*Problem description:*
Within the material below, find each line bearing the word "Mode" and present it.

[Dataset excerpts]
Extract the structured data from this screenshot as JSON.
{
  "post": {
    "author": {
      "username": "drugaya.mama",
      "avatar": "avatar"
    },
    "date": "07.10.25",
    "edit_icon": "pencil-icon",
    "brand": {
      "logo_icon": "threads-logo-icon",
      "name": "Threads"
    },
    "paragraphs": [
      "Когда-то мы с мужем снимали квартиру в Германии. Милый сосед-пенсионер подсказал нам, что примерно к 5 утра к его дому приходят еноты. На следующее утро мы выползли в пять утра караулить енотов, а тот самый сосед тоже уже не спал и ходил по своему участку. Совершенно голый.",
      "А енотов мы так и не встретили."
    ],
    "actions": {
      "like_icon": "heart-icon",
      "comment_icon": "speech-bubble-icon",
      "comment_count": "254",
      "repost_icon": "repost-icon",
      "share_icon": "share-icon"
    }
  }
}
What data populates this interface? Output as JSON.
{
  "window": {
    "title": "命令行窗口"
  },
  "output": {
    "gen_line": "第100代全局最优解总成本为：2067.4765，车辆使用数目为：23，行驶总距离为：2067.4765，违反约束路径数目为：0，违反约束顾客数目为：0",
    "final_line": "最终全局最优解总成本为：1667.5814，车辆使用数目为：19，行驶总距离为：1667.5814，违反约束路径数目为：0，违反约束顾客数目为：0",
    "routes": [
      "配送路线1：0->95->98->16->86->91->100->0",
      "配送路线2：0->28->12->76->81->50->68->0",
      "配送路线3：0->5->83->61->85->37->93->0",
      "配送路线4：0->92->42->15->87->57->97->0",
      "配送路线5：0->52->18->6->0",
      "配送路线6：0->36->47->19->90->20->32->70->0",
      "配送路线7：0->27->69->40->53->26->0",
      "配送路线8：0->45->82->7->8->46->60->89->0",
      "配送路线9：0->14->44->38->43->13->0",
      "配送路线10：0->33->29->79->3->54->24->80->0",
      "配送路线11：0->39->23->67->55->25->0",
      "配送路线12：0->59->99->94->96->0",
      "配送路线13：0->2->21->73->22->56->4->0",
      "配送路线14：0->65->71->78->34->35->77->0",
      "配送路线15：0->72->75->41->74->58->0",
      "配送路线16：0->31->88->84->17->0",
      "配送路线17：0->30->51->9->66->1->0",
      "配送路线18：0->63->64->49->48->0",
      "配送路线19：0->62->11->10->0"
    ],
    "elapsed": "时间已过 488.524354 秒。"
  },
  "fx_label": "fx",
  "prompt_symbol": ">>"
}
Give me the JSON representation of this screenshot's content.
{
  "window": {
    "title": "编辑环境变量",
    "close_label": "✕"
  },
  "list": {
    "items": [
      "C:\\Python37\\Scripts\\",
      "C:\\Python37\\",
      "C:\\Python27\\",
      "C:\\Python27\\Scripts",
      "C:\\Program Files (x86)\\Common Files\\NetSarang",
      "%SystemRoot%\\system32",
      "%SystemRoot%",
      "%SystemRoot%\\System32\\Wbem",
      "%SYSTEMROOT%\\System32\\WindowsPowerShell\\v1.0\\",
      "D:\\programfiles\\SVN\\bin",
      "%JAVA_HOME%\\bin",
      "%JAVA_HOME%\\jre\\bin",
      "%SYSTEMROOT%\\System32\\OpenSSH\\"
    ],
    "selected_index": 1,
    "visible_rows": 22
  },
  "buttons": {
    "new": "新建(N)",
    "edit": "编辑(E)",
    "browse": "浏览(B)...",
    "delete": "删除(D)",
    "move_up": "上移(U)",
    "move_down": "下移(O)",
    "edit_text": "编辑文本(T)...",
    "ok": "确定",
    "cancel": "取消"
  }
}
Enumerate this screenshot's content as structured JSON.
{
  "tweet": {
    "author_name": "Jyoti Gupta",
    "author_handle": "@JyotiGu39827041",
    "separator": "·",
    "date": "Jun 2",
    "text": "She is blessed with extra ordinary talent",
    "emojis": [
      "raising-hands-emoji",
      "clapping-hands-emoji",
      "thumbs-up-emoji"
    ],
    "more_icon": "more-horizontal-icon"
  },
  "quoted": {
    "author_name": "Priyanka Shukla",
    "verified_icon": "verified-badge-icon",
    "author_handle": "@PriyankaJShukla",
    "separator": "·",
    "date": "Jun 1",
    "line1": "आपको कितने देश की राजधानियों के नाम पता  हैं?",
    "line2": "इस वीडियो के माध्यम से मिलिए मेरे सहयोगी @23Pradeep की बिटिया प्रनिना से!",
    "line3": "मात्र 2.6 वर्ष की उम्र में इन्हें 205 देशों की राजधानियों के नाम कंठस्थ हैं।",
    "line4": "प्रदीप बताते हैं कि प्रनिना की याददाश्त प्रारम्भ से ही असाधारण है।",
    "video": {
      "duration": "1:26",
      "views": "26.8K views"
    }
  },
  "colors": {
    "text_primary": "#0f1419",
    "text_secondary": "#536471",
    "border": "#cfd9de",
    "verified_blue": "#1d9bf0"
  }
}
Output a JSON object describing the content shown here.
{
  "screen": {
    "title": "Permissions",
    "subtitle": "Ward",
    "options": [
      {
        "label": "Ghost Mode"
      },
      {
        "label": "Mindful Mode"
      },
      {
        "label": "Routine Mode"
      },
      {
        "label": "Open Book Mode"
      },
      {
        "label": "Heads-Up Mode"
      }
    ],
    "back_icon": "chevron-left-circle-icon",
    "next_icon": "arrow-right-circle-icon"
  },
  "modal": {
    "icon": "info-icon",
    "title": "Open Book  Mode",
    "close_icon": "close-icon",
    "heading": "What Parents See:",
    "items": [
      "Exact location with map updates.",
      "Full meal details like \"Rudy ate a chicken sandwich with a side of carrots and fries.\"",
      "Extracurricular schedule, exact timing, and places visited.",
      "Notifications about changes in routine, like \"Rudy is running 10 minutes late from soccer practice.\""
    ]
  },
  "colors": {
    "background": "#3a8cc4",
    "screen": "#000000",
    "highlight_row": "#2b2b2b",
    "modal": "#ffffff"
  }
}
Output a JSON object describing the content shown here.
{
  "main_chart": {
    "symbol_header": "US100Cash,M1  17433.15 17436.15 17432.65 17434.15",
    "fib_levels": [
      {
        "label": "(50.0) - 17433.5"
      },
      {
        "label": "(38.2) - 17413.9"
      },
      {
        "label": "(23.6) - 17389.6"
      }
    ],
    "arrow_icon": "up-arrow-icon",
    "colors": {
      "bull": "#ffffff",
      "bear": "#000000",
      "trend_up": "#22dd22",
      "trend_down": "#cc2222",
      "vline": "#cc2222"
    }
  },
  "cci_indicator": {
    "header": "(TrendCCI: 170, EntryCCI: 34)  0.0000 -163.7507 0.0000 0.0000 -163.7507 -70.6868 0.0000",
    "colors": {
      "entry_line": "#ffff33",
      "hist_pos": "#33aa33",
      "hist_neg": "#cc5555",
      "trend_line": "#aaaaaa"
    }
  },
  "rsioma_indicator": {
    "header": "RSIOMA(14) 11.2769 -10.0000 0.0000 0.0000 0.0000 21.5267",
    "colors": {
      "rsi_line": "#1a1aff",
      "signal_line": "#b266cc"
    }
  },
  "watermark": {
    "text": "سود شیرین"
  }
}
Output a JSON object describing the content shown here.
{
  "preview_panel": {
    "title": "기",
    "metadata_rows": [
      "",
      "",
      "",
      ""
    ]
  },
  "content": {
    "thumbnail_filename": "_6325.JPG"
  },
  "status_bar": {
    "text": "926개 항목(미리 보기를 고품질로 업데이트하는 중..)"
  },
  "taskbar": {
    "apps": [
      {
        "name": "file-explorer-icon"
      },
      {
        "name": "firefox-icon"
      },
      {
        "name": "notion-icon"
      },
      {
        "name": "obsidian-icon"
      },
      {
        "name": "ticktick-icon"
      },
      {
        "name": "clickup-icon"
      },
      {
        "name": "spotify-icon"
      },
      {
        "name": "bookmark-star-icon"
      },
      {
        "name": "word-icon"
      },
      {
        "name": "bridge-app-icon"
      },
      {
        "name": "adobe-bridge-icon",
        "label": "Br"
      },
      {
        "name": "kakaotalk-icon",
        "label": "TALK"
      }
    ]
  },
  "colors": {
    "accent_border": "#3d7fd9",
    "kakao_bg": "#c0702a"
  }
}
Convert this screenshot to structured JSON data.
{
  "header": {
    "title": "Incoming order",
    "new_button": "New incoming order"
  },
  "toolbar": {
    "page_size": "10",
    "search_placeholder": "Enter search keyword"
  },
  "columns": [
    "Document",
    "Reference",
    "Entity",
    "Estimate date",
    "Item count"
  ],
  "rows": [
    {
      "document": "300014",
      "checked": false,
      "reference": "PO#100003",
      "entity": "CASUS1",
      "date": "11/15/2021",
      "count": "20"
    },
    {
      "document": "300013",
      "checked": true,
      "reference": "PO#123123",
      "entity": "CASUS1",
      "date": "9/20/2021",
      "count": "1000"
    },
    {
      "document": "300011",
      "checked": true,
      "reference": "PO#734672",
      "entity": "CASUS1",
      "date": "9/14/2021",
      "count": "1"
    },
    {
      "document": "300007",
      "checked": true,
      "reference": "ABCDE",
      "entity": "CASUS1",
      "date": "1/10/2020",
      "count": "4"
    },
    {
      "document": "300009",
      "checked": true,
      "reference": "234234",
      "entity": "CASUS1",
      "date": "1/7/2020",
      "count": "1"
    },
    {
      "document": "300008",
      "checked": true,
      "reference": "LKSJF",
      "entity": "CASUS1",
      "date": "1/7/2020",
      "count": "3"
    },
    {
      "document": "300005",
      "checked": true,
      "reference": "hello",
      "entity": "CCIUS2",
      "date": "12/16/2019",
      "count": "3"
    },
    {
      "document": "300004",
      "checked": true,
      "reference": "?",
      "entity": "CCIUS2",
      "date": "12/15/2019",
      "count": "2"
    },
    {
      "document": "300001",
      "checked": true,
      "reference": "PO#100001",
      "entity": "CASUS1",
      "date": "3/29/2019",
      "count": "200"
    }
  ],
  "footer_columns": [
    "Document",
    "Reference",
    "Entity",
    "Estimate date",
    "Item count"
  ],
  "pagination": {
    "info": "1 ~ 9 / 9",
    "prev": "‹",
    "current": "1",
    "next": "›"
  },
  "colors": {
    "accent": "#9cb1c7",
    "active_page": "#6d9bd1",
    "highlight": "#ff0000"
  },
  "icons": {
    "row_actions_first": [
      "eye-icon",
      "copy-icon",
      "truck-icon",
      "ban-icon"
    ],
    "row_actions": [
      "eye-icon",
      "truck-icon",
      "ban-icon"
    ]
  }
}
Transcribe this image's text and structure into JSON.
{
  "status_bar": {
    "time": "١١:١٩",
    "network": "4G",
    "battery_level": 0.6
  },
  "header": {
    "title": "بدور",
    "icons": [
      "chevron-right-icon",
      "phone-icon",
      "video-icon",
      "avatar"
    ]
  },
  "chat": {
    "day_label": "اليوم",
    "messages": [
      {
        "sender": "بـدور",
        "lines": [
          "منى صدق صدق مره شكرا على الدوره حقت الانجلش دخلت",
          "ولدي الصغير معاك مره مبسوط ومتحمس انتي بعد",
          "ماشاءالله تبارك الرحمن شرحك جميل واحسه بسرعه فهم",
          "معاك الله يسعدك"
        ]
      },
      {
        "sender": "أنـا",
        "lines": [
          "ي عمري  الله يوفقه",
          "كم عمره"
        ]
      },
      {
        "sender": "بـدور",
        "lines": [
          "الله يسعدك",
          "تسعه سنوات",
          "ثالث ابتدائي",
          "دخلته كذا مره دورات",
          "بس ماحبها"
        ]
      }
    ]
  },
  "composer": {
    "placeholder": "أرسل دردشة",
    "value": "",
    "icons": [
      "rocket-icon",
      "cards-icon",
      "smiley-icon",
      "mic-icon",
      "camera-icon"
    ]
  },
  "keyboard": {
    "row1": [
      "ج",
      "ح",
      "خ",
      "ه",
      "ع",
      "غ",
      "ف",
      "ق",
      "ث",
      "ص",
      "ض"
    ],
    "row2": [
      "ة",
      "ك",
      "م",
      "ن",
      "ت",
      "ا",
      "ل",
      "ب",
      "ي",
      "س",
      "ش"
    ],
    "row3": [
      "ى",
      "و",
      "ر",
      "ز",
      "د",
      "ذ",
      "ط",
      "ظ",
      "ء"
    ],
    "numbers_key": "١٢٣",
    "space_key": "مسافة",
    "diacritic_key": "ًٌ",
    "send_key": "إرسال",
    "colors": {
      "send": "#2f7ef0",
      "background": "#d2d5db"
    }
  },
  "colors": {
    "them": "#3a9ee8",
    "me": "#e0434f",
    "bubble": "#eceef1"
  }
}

*The response:*
        "label": "Ghost Mode"
        "label": "Mindful Mode"
        "label": "Routine Mode"
        "label": "Open Book Mode"
        "label": "Heads-Up Mode"
    "title": "Open Book  Mode",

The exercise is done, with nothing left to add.